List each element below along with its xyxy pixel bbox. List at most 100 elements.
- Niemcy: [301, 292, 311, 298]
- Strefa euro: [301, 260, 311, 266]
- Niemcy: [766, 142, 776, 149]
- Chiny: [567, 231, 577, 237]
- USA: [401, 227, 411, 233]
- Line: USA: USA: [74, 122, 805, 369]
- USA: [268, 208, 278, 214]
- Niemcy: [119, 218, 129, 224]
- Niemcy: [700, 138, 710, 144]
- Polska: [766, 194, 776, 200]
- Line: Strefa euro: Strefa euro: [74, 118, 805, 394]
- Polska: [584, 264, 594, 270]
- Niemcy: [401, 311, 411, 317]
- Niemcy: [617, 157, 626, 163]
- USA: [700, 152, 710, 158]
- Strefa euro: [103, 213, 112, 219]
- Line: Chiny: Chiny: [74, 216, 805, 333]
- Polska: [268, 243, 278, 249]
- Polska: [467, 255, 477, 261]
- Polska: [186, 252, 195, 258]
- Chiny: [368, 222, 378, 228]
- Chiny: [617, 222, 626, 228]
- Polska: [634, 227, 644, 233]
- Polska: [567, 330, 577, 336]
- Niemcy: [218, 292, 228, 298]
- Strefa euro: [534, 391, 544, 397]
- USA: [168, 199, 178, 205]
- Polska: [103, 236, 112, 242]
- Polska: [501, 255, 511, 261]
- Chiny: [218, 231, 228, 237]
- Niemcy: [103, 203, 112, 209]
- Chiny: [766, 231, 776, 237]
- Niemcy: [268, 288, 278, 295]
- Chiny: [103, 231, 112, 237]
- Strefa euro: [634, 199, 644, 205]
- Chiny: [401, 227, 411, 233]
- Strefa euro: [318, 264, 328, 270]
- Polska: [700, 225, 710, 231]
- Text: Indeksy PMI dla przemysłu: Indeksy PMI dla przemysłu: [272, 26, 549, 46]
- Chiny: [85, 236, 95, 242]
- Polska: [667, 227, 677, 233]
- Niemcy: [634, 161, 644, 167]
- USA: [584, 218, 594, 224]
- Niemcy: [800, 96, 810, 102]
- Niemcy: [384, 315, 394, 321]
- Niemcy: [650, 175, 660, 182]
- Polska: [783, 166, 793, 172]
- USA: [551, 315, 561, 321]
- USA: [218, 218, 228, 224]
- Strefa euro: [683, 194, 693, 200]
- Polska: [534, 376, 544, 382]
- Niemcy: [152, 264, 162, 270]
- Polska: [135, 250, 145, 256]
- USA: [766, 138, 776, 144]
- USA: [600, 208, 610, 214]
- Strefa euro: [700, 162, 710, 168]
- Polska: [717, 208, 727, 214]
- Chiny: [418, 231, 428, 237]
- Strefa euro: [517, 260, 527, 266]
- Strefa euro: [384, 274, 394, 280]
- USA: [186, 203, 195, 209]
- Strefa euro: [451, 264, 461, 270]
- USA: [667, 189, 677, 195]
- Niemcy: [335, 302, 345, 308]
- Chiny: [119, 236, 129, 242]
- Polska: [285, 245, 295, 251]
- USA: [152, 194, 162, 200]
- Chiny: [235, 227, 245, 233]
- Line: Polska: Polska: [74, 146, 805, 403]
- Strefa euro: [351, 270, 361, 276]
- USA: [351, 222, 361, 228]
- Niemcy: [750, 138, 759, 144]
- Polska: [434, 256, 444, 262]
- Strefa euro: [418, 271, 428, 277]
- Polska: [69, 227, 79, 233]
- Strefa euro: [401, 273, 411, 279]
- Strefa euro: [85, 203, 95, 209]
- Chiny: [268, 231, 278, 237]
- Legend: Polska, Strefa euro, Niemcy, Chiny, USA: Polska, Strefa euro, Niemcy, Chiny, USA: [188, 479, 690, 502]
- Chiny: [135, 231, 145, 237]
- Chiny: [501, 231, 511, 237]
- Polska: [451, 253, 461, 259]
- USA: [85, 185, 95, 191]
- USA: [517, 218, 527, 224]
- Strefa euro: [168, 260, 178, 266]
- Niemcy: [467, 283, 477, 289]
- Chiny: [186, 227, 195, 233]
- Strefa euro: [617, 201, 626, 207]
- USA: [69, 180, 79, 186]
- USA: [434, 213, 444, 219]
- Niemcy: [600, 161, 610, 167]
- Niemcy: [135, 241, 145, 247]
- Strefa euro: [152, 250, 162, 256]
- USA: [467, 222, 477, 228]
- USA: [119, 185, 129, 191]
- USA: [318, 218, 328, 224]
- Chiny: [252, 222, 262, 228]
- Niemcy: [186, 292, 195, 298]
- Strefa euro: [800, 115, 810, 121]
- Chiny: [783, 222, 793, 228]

-=-=-=-=-

# WHAT NEEDS TO BE DONE:
Quote the listing above word for word, from its first line to its last.

# EXERCISE RESPONSE:
List each element below along with its xyxy pixel bbox. List at most 100 elements.
- Niemcy: [301, 292, 311, 298]
- Strefa euro: [301, 260, 311, 266]
- Niemcy: [766, 142, 776, 149]
- Chiny: [567, 231, 577, 237]
- USA: [401, 227, 411, 233]
- Line: USA: USA: [74, 122, 805, 369]
- USA: [268, 208, 278, 214]
- Niemcy: [119, 218, 129, 224]
- Niemcy: [700, 138, 710, 144]
- Polska: [766, 194, 776, 200]
- Line: Strefa euro: Strefa euro: [74, 118, 805, 394]
- Polska: [584, 264, 594, 270]
- Niemcy: [401, 311, 411, 317]
- Niemcy: [617, 157, 626, 163]
- USA: [700, 152, 710, 158]
- Strefa euro: [103, 213, 112, 219]
- Line: Chiny: Chiny: [74, 216, 805, 333]
- Polska: [268, 243, 278, 249]
- Polska: [467, 255, 477, 261]
- Polska: [186, 252, 195, 258]
- Chiny: [368, 222, 378, 228]
- Chiny: [617, 222, 626, 228]
- Polska: [634, 227, 644, 233]
- Polska: [567, 330, 577, 336]
- Niemcy: [218, 292, 228, 298]
- Strefa euro: [534, 391, 544, 397]
- USA: [168, 199, 178, 205]
- Polska: [103, 236, 112, 242]
- Polska: [501, 255, 511, 261]
- Chiny: [218, 231, 228, 237]
- Niemcy: [103, 203, 112, 209]
- Chiny: [766, 231, 776, 237]
- Niemcy: [268, 288, 278, 295]
- Chiny: [103, 231, 112, 237]
- Strefa euro: [634, 199, 644, 205]
- Chiny: [401, 227, 411, 233]
- Strefa euro: [318, 264, 328, 270]
- Polska: [700, 225, 710, 231]
- Text: Indeksy PMI dla przemysłu: Indeksy PMI dla przemysłu: [272, 26, 549, 46]
- Chiny: [85, 236, 95, 242]
- Polska: [667, 227, 677, 233]
- Niemcy: [634, 161, 644, 167]
- USA: [584, 218, 594, 224]
- Niemcy: [800, 96, 810, 102]
- Niemcy: [384, 315, 394, 321]
- Niemcy: [650, 175, 660, 182]
- Polska: [783, 166, 793, 172]
- USA: [551, 315, 561, 321]
- USA: [218, 218, 228, 224]
- Strefa euro: [683, 194, 693, 200]
- Polska: [534, 376, 544, 382]
- Niemcy: [152, 264, 162, 270]
- Polska: [135, 250, 145, 256]
- USA: [766, 138, 776, 144]
- USA: [600, 208, 610, 214]
- Strefa euro: [700, 162, 710, 168]
- Polska: [717, 208, 727, 214]
- Chiny: [418, 231, 428, 237]
- Strefa euro: [517, 260, 527, 266]
- Strefa euro: [384, 274, 394, 280]
- USA: [186, 203, 195, 209]
- Strefa euro: [451, 264, 461, 270]
- USA: [667, 189, 677, 195]
- Niemcy: [335, 302, 345, 308]
- Chiny: [119, 236, 129, 242]
- Polska: [285, 245, 295, 251]
- USA: [152, 194, 162, 200]
- Chiny: [235, 227, 245, 233]
- Line: Polska: Polska: [74, 146, 805, 403]
- Strefa euro: [351, 270, 361, 276]
- USA: [351, 222, 361, 228]
- Niemcy: [750, 138, 759, 144]
- Polska: [434, 256, 444, 262]
- Strefa euro: [418, 271, 428, 277]
- Polska: [69, 227, 79, 233]
- Strefa euro: [401, 273, 411, 279]
- Strefa euro: [85, 203, 95, 209]
- Chiny: [268, 231, 278, 237]
- Legend: Polska, Strefa euro, Niemcy, Chiny, USA: Polska, Strefa euro, Niemcy, Chiny, USA: [188, 479, 690, 502]
- Chiny: [135, 231, 145, 237]
- Chiny: [501, 231, 511, 237]
- Polska: [451, 253, 461, 259]
- USA: [85, 185, 95, 191]
- USA: [517, 218, 527, 224]
- Strefa euro: [168, 260, 178, 266]
- Niemcy: [467, 283, 477, 289]
- Chiny: [186, 227, 195, 233]
- Strefa euro: [617, 201, 626, 207]
- USA: [69, 180, 79, 186]
- USA: [434, 213, 444, 219]
- Niemcy: [600, 161, 610, 167]
- Niemcy: [135, 241, 145, 247]
- Strefa euro: [152, 250, 162, 256]
- USA: [467, 222, 477, 228]
- USA: [119, 185, 129, 191]
- USA: [318, 218, 328, 224]
- Chiny: [252, 222, 262, 228]
- Niemcy: [186, 292, 195, 298]
- Strefa euro: [800, 115, 810, 121]
- Chiny: [783, 222, 793, 228]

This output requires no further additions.